[start of Data for the task]
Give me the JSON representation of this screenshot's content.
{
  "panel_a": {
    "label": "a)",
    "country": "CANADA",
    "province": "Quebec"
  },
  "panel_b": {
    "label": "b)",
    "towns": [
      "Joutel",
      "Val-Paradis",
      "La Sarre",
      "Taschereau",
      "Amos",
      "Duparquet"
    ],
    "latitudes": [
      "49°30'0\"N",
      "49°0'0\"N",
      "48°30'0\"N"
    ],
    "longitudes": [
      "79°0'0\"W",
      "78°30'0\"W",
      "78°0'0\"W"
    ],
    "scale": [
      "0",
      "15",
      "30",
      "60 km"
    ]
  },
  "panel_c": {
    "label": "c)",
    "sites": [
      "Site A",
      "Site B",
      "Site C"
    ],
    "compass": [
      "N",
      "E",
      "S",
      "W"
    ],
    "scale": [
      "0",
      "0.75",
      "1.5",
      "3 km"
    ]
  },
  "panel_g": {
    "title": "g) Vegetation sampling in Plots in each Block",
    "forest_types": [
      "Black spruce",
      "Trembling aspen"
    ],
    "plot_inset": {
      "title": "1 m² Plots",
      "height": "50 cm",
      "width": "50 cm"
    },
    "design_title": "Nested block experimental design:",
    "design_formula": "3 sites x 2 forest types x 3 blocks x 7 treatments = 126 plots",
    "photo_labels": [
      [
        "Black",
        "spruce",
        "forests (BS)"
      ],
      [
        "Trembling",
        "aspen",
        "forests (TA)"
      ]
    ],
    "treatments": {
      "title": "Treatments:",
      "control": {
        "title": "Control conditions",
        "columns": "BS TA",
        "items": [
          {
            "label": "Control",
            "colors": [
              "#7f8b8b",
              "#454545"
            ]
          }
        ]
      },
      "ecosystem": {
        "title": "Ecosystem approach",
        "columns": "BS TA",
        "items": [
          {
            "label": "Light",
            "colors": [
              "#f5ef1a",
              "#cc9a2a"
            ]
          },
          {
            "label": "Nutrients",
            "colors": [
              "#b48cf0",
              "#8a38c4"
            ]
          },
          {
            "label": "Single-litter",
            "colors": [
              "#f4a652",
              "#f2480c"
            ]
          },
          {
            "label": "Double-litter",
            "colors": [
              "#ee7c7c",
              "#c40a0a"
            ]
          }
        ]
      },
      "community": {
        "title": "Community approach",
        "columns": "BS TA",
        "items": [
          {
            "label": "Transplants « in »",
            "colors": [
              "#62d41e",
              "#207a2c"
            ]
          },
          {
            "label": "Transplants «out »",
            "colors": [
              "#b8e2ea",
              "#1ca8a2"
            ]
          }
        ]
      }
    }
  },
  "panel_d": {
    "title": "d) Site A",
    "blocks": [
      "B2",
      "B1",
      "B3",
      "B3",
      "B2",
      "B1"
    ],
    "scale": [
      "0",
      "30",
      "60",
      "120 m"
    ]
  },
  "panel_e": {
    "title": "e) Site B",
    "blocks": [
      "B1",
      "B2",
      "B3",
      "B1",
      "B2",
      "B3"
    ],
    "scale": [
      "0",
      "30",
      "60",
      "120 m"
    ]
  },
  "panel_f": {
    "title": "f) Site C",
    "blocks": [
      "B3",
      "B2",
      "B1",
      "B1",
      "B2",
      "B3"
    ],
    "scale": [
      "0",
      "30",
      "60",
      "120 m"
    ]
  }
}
[end of Data for the task]
## Short exercise
Retype all of the data shown above, word for word.

## Written solution
Give me the JSON representation of this screenshot's content.
{
  "panel_a": {
    "label": "a)",
    "country": "CANADA",
    "province": "Quebec"
  },
  "panel_b": {
    "label": "b)",
    "towns": [
      "Joutel",
      "Val-Paradis",
      "La Sarre",
      "Taschereau",
      "Amos",
      "Duparquet"
    ],
    "latitudes": [
      "49°30'0\"N",
      "49°0'0\"N",
      "48°30'0\"N"
    ],
    "longitudes": [
      "79°0'0\"W",
      "78°30'0\"W",
      "78°0'0\"W"
    ],
    "scale": [
      "0",
      "15",
      "30",
      "60 km"
    ]
  },
  "panel_c": {
    "label": "c)",
    "sites": [
      "Site A",
      "Site B",
      "Site C"
    ],
    "compass": [
      "N",
      "E",
      "S",
      "W"
    ],
    "scale": [
      "0",
      "0.75",
      "1.5",
      "3 km"
    ]
  },
  "panel_g": {
    "title": "g) Vegetation sampling in Plots in each Block",
    "forest_types": [
      "Black spruce",
      "Trembling aspen"
    ],
    "plot_inset": {
      "title": "1 m² Plots",
      "height": "50 cm",
      "width": "50 cm"
    },
    "design_title": "Nested block experimental design:",
    "design_formula": "3 sites x 2 forest types x 3 blocks x 7 treatments = 126 plots",
    "photo_labels": [
      [
        "Black",
        "spruce",
        "forests (BS)"
      ],
      [
        "Trembling",
        "aspen",
        "forests (TA)"
      ]
    ],
    "treatments": {
      "title": "Treatments:",
      "control": {
        "title": "Control conditions",
        "columns": "BS TA",
        "items": [
          {
            "label": "Control",
            "colors": [
              "#7f8b8b",
              "#454545"
            ]
          }
        ]
      },
      "ecosystem": {
        "title": "Ecosystem approach",
        "columns": "BS TA",
        "items": [
          {
            "label": "Light",
            "colors": [
              "#f5ef1a",
              "#cc9a2a"
            ]
          },
          {
            "label": "Nutrients",
            "colors": [
              "#b48cf0",
              "#8a38c4"
            ]
          },
          {
            "label": "Single-litter",
            "colors": [
              "#f4a652",
              "#f2480c"
            ]
          },
          {
            "label": "Double-litter",
            "colors": [
              "#ee7c7c",
              "#c40a0a"
            ]
          }
        ]
      },
      "community": {
        "title": "Community approach",
        "columns": "BS TA",
        "items": [
          {
            "label": "Transplants « in »",
            "colors": [
              "#62d41e",
              "#207a2c"
            ]
          },
          {
            "label": "Transplants «out »",
            "colors": [
              "#b8e2ea",
              "#1ca8a2"
            ]
          }
        ]
      }
    }
  },
  "panel_d": {
    "title": "d) Site A",
    "blocks": [
      "B2",
      "B1",
      "B3",
      "B3",
      "B2",
      "B1"
    ],
    "scale": [
      "0",
      "30",
      "60",
      "120 m"
    ]
  },
  "panel_e": {
    "title": "e) Site B",
    "blocks": [
      "B1",
      "B2",
      "B3",
      "B1",
      "B2",
      "B3"
    ],
    "scale": [
      "0",
      "30",
      "60",
      "120 m"
    ]
  },
  "panel_f": {
    "title": "f) Site C",
    "blocks": [
      "B3",
      "B2",
      "B1",
      "B1",
      "B2",
      "B3"
    ],
    "scale": [
      "0",
      "30",
      "60",
      "120 m"
    ]
  }
}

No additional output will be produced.